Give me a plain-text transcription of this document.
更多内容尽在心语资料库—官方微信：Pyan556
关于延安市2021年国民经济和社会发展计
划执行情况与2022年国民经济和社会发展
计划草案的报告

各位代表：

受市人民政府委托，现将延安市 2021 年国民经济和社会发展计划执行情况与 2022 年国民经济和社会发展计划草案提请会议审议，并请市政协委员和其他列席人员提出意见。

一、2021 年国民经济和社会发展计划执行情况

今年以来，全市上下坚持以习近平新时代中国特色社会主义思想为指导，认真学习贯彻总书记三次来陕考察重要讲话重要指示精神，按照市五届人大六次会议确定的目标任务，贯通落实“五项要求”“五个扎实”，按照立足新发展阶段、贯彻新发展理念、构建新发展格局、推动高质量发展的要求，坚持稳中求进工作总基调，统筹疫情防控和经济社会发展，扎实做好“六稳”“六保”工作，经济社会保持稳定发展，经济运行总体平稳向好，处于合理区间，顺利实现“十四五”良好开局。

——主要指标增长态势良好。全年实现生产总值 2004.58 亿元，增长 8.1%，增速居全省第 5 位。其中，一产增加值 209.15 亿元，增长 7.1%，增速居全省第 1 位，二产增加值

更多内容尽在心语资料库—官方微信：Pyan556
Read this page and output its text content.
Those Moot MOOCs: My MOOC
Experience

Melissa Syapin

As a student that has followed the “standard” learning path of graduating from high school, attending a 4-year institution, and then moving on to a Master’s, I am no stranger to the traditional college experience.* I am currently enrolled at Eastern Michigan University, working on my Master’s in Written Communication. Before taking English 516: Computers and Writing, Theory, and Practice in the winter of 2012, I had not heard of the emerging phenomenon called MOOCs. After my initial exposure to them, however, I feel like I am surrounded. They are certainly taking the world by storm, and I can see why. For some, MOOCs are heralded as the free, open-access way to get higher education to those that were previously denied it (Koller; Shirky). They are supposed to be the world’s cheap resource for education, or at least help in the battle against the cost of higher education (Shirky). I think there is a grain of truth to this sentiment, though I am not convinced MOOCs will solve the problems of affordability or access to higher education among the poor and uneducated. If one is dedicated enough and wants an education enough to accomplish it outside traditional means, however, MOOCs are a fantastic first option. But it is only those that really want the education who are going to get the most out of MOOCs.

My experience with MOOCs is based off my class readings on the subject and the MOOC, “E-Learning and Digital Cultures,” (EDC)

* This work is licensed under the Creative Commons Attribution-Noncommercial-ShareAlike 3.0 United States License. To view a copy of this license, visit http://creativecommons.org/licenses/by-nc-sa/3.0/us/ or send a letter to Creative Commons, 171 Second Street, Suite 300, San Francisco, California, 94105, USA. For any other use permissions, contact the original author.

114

# # # # #

The exercise >>
Restate the whole of the material exactly.

Output below >>
Give me a plain-text transcription of this document.
更多内容尽在心语资料库—官方微信：Pyan556
关于延安市2021年国民经济和社会发展计
划执行情况与2022年国民经济和社会发展
计划草案的报告

各位代表：

受市人民政府委托，现将延安市 2021 年国民经济和社会发展计划执行情况与 2022 年国民经济和社会发展计划草案提请会议审议，并请市政协委员和其他列席人员提出意见。

一、2021 年国民经济和社会发展计划执行情况

今年以来，全市上下坚持以习近平新时代中国特色社会主义思想为指导，认真学习贯彻总书记三次来陕考察重要讲话重要指示精神，按照市五届人大六次会议确定的目标任务，贯通落实“五项要求”“五个扎实”，按照立足新发展阶段、贯彻新发展理念、构建新发展格局、推动高质量发展的要求，坚持稳中求进工作总基调，统筹疫情防控和经济社会发展，扎实做好“六稳”“六保”工作，经济社会保持稳定发展，经济运行总体平稳向好，处于合理区间，顺利实现“十四五”良好开局。

——主要指标增长态势良好。全年实现生产总值 2004.58 亿元，增长 8.1%，增速居全省第 5 位。其中，一产增加值 209.15 亿元，增长 7.1%，增速居全省第 1 位，二产增加值

更多内容尽在心语资料库—官方微信：Pyan556
Read this page and output its text content.
Those Moot MOOCs: My MOOC
Experience

Melissa Syapin

As a student that has followed the “standard” learning path of graduating from high school, attending a 4-year institution, and then moving on to a Master’s, I am no stranger to the traditional college experience.* I am currently enrolled at Eastern Michigan University, working on my Master’s in Written Communication. Before taking English 516: Computers and Writing, Theory, and Practice in the winter of 2012, I had not heard of the emerging phenomenon called MOOCs. After my initial exposure to them, however, I feel like I am surrounded. They are certainly taking the world by storm, and I can see why. For some, MOOCs are heralded as the free, open-access way to get higher education to those that were previously denied it (Koller; Shirky). They are supposed to be the world’s cheap resource for education, or at least help in the battle against the cost of higher education (Shirky). I think there is a grain of truth to this sentiment, though I am not convinced MOOCs will solve the problems of affordability or access to higher education among the poor and uneducated. If one is dedicated enough and wants an education enough to accomplish it outside traditional means, however, MOOCs are a fantastic first option. But it is only those that really want the education who are going to get the most out of MOOCs.

My experience with MOOCs is based off my class readings on the subject and the MOOC, “E-Learning and Digital Cultures,” (EDC)

* This work is licensed under the Creative Commons Attribution-Noncommercial-ShareAlike 3.0 United States License. To view a copy of this license, visit http://creativecommons.org/licenses/by-nc-sa/3.0/us/ or send a letter to Creative Commons, 171 Second Street, Suite 300, San Francisco, California, 94105, USA. For any other use permissions, contact the original author.

114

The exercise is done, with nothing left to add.